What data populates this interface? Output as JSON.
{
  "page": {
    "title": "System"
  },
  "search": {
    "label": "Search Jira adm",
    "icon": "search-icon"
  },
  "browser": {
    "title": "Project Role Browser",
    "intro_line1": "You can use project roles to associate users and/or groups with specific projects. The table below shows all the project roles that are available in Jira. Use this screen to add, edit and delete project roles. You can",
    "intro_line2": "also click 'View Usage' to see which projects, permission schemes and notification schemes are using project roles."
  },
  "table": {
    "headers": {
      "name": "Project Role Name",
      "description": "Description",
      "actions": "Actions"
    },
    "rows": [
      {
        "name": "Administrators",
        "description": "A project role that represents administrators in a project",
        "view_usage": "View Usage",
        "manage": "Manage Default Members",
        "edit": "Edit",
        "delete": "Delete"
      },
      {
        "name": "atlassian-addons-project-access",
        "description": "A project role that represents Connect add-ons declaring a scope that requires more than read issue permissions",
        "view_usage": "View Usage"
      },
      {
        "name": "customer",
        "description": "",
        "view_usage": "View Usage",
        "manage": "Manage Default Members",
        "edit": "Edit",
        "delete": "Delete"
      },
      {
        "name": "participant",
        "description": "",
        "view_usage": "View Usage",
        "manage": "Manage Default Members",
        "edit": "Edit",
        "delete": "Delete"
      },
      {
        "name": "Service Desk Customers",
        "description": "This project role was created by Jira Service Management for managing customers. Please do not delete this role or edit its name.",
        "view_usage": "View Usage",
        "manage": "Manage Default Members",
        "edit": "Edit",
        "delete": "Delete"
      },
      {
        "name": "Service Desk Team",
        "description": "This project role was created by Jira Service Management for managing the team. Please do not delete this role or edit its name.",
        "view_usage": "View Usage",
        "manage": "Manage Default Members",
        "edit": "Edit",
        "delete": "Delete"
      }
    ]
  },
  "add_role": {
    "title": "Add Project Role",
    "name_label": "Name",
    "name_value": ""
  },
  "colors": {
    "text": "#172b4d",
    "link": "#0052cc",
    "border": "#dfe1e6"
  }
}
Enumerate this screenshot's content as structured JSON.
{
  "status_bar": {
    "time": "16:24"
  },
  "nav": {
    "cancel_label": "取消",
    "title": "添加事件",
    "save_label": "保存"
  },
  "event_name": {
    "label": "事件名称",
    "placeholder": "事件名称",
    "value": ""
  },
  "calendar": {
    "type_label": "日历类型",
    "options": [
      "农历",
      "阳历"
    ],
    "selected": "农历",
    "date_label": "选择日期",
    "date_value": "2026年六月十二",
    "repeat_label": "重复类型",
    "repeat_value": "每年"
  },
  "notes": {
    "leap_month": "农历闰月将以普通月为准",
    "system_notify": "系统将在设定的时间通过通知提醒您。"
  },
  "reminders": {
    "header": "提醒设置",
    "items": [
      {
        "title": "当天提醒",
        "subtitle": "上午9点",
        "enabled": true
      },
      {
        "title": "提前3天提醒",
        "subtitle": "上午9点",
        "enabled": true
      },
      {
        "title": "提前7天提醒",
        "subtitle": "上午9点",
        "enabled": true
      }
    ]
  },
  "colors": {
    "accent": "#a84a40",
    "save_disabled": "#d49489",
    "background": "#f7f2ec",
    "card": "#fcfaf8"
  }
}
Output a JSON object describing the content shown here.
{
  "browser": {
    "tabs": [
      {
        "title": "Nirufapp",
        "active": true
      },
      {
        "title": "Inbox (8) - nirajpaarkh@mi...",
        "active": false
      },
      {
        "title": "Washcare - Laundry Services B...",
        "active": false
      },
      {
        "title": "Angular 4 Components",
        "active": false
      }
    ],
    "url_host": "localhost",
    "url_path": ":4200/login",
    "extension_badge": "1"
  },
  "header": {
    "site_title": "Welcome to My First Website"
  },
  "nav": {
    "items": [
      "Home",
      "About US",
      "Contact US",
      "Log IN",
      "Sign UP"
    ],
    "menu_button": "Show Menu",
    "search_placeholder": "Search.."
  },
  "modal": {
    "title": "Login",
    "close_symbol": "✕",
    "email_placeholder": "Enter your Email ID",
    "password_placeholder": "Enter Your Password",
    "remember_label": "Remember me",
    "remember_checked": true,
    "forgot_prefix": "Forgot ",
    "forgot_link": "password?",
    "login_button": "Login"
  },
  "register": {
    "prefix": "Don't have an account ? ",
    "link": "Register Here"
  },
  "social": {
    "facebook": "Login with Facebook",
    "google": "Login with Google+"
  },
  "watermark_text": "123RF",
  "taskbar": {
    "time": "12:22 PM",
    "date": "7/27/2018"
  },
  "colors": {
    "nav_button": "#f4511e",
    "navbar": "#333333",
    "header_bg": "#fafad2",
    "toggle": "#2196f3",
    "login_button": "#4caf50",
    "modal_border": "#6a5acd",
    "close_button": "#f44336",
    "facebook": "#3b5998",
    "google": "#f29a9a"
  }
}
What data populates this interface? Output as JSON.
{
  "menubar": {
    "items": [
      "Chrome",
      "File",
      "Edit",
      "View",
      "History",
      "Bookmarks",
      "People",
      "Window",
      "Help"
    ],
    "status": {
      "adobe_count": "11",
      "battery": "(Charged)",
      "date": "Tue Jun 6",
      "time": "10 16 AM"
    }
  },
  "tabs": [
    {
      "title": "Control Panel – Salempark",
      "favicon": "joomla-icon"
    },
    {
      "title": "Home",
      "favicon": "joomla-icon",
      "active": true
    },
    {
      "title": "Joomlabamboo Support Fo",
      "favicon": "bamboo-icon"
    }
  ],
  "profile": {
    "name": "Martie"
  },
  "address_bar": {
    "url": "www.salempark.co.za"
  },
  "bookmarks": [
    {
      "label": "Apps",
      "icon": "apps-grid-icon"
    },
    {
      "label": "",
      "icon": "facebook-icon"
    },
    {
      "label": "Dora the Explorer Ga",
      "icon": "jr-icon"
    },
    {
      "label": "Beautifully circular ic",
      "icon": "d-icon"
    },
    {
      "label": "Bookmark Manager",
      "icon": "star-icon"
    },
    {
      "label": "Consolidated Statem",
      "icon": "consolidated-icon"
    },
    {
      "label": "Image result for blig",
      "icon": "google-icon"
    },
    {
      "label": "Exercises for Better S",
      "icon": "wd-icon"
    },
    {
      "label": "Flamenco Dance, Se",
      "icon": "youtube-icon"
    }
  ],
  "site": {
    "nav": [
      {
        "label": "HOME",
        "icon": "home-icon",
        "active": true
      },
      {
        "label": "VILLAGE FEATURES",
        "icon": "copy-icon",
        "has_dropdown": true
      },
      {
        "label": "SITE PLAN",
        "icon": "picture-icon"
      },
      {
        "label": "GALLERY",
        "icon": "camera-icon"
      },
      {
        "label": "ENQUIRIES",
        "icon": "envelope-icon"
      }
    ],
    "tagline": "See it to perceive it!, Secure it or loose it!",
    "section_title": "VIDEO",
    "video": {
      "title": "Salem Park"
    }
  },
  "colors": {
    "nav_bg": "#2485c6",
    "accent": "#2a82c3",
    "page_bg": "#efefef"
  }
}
-*-
- Goal -
Report all lines of the data that include the word "roles".

- Response for this exercise -
    "intro_line1": "You can use project roles to associate users and/or groups with specific projects. The table below shows all the project roles that are available in Jira. Use this screen to add, edit and delete project roles. You can",
    "intro_line2": "also click 'View Usage' to see which projects, permission schemes and notification schemes are using project roles."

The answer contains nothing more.